## [Instruction]
Copy out, from the entries below, each line holding the string "dalla".

(Entries from a dataset)
(begin)

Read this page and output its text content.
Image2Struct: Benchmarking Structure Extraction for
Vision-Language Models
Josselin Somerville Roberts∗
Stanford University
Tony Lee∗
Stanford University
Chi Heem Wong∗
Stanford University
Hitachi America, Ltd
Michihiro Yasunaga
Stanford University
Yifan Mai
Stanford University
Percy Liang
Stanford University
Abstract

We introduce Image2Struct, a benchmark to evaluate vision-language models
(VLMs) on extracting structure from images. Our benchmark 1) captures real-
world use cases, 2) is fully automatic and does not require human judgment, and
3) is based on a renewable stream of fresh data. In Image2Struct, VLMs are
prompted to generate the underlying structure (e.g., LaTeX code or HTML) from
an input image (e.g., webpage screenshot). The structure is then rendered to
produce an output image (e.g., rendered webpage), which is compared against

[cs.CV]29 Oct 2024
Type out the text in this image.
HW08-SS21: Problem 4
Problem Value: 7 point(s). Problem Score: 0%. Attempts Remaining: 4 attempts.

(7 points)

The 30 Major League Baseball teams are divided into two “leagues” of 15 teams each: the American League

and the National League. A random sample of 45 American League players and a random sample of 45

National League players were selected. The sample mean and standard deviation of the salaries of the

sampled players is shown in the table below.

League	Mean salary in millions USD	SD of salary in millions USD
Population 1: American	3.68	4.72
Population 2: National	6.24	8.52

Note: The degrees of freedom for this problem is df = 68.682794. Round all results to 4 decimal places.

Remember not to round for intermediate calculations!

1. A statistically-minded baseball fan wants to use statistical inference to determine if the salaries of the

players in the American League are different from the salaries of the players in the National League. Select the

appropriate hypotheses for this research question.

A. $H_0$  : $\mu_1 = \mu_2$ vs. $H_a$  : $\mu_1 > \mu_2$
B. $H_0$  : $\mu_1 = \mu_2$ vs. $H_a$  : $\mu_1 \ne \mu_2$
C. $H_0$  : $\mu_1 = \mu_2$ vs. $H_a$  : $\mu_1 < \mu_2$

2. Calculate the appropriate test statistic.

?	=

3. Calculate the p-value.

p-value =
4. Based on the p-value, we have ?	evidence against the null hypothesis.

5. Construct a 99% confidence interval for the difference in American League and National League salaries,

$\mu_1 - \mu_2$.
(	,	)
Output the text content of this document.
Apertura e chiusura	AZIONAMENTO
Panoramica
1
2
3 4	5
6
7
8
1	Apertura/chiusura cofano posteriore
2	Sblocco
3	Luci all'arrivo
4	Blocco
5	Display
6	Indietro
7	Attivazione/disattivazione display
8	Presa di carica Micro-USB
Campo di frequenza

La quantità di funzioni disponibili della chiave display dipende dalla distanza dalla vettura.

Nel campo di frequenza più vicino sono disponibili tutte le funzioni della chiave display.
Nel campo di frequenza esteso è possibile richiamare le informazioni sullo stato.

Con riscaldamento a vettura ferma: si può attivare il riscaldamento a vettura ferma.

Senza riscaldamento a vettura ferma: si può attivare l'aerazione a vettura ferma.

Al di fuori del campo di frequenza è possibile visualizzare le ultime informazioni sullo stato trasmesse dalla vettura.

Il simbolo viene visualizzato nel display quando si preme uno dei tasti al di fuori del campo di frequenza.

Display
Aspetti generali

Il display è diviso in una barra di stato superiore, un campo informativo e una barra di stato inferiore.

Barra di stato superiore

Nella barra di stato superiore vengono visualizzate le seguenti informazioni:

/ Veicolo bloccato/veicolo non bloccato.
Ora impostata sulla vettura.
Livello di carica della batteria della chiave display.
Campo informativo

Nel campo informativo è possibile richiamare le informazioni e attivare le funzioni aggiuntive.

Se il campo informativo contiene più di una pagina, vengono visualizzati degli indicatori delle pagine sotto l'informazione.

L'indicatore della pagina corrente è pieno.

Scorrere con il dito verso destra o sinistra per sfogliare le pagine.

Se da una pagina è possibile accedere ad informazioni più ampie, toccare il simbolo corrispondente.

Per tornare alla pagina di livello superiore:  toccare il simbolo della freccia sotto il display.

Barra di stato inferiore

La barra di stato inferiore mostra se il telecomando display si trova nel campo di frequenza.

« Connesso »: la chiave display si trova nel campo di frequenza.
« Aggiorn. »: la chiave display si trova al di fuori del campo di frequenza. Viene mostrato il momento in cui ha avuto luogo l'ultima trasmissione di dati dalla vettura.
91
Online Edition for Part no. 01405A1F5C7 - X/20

(end)

## [Final answer]
La quantità di funzioni disponibili della chiave display dipende dalla distanza dalla vettura.
Al di fuori del campo di frequenza è possibile visualizzare le ultime informazioni sullo stato trasmesse dalla vettura.
« Aggiorn. »: la chiave display si trova al di fuori del campo di frequenza. Viene mostrato il momento in cui ha avuto luogo l'ultima trasmissione di dati dalla vettura.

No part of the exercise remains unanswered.